_EXERCISE BRIEF:_
Please give the listing again, word for word, with nothing left out.

_DATA EXCERPTS:_
****

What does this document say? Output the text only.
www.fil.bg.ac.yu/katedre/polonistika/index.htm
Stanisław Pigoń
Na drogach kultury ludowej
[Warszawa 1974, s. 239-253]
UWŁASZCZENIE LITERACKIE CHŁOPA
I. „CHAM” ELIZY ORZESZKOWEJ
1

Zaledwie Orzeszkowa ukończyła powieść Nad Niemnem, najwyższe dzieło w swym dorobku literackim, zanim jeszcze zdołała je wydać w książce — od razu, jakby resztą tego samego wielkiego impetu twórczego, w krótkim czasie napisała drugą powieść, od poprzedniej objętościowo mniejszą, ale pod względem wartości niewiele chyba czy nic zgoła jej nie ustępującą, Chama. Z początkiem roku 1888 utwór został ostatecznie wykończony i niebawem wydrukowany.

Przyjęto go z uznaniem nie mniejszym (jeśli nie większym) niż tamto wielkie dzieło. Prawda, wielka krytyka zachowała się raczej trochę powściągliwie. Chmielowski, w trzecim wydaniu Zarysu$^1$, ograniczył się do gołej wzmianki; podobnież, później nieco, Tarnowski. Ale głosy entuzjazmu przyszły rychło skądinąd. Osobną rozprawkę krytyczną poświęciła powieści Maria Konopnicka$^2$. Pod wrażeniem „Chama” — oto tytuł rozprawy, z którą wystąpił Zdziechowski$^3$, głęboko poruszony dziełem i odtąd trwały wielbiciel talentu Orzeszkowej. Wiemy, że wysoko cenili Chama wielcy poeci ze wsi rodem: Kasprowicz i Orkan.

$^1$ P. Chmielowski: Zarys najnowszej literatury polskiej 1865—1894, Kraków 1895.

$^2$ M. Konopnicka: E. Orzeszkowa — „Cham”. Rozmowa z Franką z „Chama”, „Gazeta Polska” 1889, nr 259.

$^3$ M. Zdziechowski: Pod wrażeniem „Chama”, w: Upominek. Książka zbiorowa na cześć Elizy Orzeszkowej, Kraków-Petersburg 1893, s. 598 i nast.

****

_SOLUTION TO THIS EXERCISE:_
What does this document say? Output the text only.
www.fil.bg.ac.yu/katedre/polonistika/index.htm
Stanisław Pigoń
Na drogach kultury ludowej
[Warszawa 1974, s. 239-253]
UWŁASZCZENIE LITERACKIE CHŁOPA
I. „CHAM” ELIZY ORZESZKOWEJ
1

Zaledwie Orzeszkowa ukończyła powieść Nad Niemnem, najwyższe dzieło w swym dorobku literackim, zanim jeszcze zdołała je wydać w książce — od razu, jakby resztą tego samego wielkiego impetu twórczego, w krótkim czasie napisała drugą powieść, od poprzedniej objętościowo mniejszą, ale pod względem wartości niewiele chyba czy nic zgoła jej nie ustępującą, Chama. Z początkiem roku 1888 utwór został ostatecznie wykończony i niebawem wydrukowany.

Przyjęto go z uznaniem nie mniejszym (jeśli nie większym) niż tamto wielkie dzieło. Prawda, wielka krytyka zachowała się raczej trochę powściągliwie. Chmielowski, w trzecim wydaniu Zarysu$^1$, ograniczył się do gołej wzmianki; podobnież, później nieco, Tarnowski. Ale głosy entuzjazmu przyszły rychło skądinąd. Osobną rozprawkę krytyczną poświęciła powieści Maria Konopnicka$^2$. Pod wrażeniem „Chama” — oto tytuł rozprawy, z którą wystąpił Zdziechowski$^3$, głęboko poruszony dziełem i odtąd trwały wielbiciel talentu Orzeszkowej. Wiemy, że wysoko cenili Chama wielcy poeci ze wsi rodem: Kasprowicz i Orkan.

$^1$ P. Chmielowski: Zarys najnowszej literatury polskiej 1865—1894, Kraków 1895.

$^2$ M. Konopnicka: E. Orzeszkowa — „Cham”. Rozmowa z Franką z „Chama”, „Gazeta Polska” 1889, nr 259.

$^3$ M. Zdziechowski: Pod wrażeniem „Chama”, w: Upominek. Książka zbiorowa na cześć Elizy Orzeszkowej, Kraków-Petersburg 1893, s. 598 i nast.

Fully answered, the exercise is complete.